■ **Exercise goal**
Copy each record exactly as it reads, leaving out any pictures it holds.

■ **Input**
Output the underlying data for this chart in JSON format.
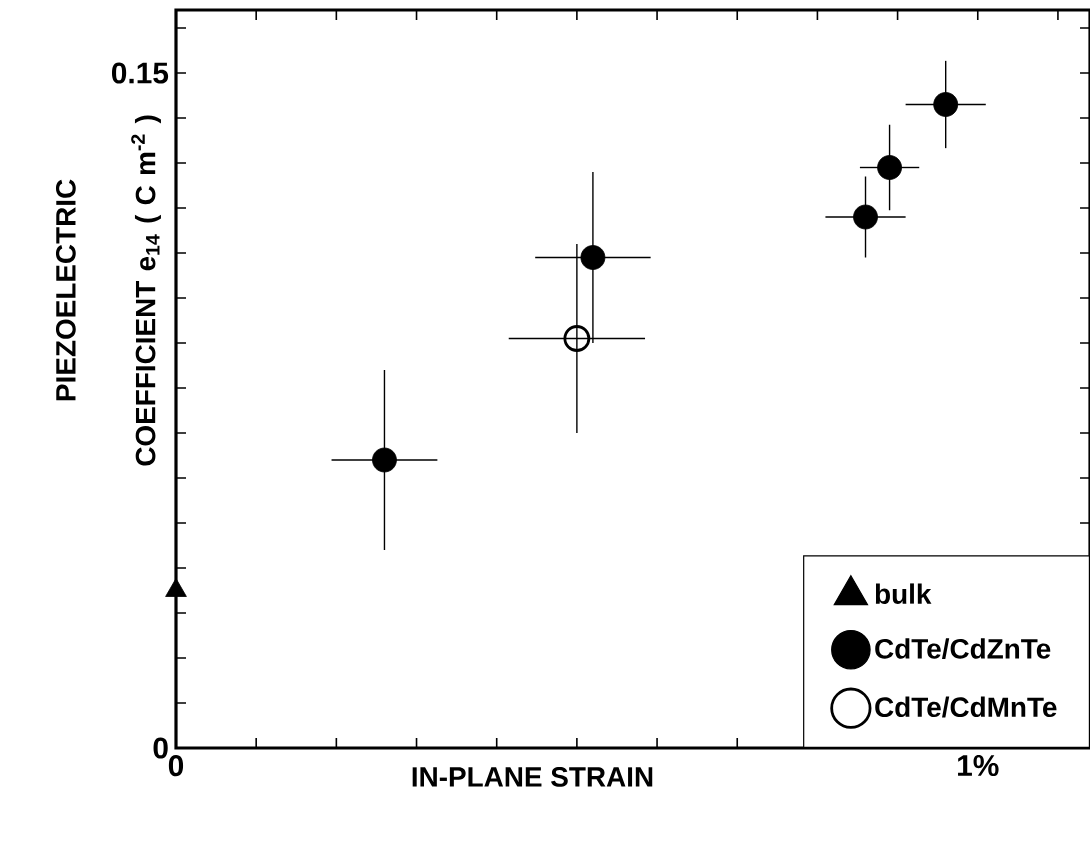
{
  "chart_data": {
    "type": "scatter",
    "xlabel": "IN-PLANE STRAIN",
    "ylabel": "PIEZOELECTRIC COEFFICIENT e$_{14}$ ( C m$^{-2}$ )",
    "xlim": [
      0,
      1.14
    ],
    "ylim": [
      0,
      0.164
    ],
    "xticks": [
      {
        "value": 0,
        "label": "0"
      },
      {
        "value": 0.1,
        "label": null
      },
      {
        "value": 0.2,
        "label": null
      },
      {
        "value": 0.3,
        "label": null
      },
      {
        "value": 0.4,
        "label": null
      },
      {
        "value": 0.5,
        "label": null
      },
      {
        "value": 0.6,
        "label": null
      },
      {
        "value": 0.7,
        "label": null
      },
      {
        "value": 0.8,
        "label": null
      },
      {
        "value": 0.9,
        "label": null
      },
      {
        "value": 1,
        "label": "1%"
      },
      {
        "value": 1.1,
        "label": null
      }
    ],
    "yticks": [
      0,
      {
        "value": 0.01,
        "label": null
      },
      {
        "value": 0.02,
        "label": null
      },
      {
        "value": 0.03,
        "label": null
      },
      {
        "value": 0.04,
        "label": null
      },
      {
        "value": 0.05,
        "label": null
      },
      {
        "value": 0.06,
        "label": null
      },
      {
        "value": 0.07,
        "label": null
      },
      {
        "value": 0.08,
        "label": null
      },
      {
        "value": 0.09,
        "label": null
      },
      {
        "value": 0.1,
        "label": null
      },
      {
        "value": 0.11,
        "label": null
      },
      {
        "value": 0.12,
        "label": null
      },
      {
        "value": 0.13,
        "label": null
      },
      {
        "value": 0.14,
        "label": null
      },
      0.15,
      {
        "value": 0.16,
        "label": null
      }
    ],
    "legend": "bottom right",
    "series": [
      {
        "name": "bulk",
        "color": "#000000",
        "marker": "triangle",
        "x": [
          0
        ],
        "values": [
          0.035
        ]
      },
      {
        "name": "CdTe/CdZnTe",
        "color": "#000000",
        "marker": "circle",
        "x": [
          0.26,
          0.52,
          0.86,
          0.89,
          0.96
        ],
        "values": [
          0.064,
          0.109,
          0.118,
          0.129,
          0.143
        ],
        "errors": [
          0.02,
          0.019,
          0.009,
          0.0095,
          0.0097
        ],
        "xerrors": [
          0.066,
          0.072,
          0.05,
          0.037,
          0.05
        ]
      },
      {
        "name": "CdTe/CdMnTe",
        "color": "#000000",
        "marker": "circle-open",
        "x": [
          0.5
        ],
        "values": [
          0.091
        ],
        "errors": [
          0.021
        ],
        "xerrors": [
          0.085
        ]
      }
    ]
  }
}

■ **Final result**
Output the underlying data for this chart in JSON format.
{
  "chart_data": {
    "type": "scatter",
    "xlabel": "IN-PLANE STRAIN",
    "ylabel": "PIEZOELECTRIC COEFFICIENT e$_{14}$ ( C m$^{-2}$ )",
    "xlim": [
      0,
      1.14
    ],
    "ylim": [
      0,
      0.164
    ],
    "xticks": [
      {
        "value": 0,
        "label": "0"
      },
      {
        "value": 0.1,
        "label": null
      },
      {
        "value": 0.2,
        "label": null
      },
      {
        "value": 0.3,
        "label": null
      },
      {
        "value": 0.4,
        "label": null
      },
      {
        "value": 0.5,
        "label": null
      },
      {
        "value": 0.6,
        "label": null
      },
      {
        "value": 0.7,
        "label": null
      },
      {
        "value": 0.8,
        "label": null
      },
      {
        "value": 0.9,
        "label": null
      },
      {
        "value": 1,
        "label": "1%"
      },
      {
        "value": 1.1,
        "label": null
      }
    ],
    "yticks": [
      0,
      {
        "value": 0.01,
        "label": null
      },
      {
        "value": 0.02,
        "label": null
      },
      {
        "value": 0.03,
        "label": null
      },
      {
        "value": 0.04,
        "label": null
      },
      {
        "value": 0.05,
        "label": null
      },
      {
        "value": 0.06,
        "label": null
      },
      {
        "value": 0.07,
        "label": null
      },
      {
        "value": 0.08,
        "label": null
      },
      {
        "value": 0.09,
        "label": null
      },
      {
        "value": 0.1,
        "label": null
      },
      {
        "value": 0.11,
        "label": null
      },
      {
        "value": 0.12,
        "label": null
      },
      {
        "value": 0.13,
        "label": null
      },
      {
        "value": 0.14,
        "label": null
      },
      0.15,
      {
        "value": 0.16,
        "label": null
      }
    ],
    "legend": "bottom right",
    "series": [
      {
        "name": "bulk",
        "color": "#000000",
        "marker": "triangle",
        "x": [
          0
        ],
        "values": [
          0.035
        ]
      },
      {
        "name": "CdTe/CdZnTe",
        "color": "#000000",
        "marker": "circle",
        "x": [
          0.26,
          0.52,
          0.86,
          0.89,
          0.96
        ],
        "values": [
          0.064,
          0.109,
          0.118,
          0.129,
          0.143
        ],
        "errors": [
          0.02,
          0.019,
          0.009,
          0.0095,
          0.0097
        ],
        "xerrors": [
          0.066,
          0.072,
          0.05,
          0.037,
          0.05
        ]
      },
      {
        "name": "CdTe/CdMnTe",
        "color": "#000000",
        "marker": "circle-open",
        "x": [
          0.5
        ],
        "values": [
          0.091
        ],
        "errors": [
          0.021
        ],
        "xerrors": [
          0.085
        ]
      }
    ]
  }
}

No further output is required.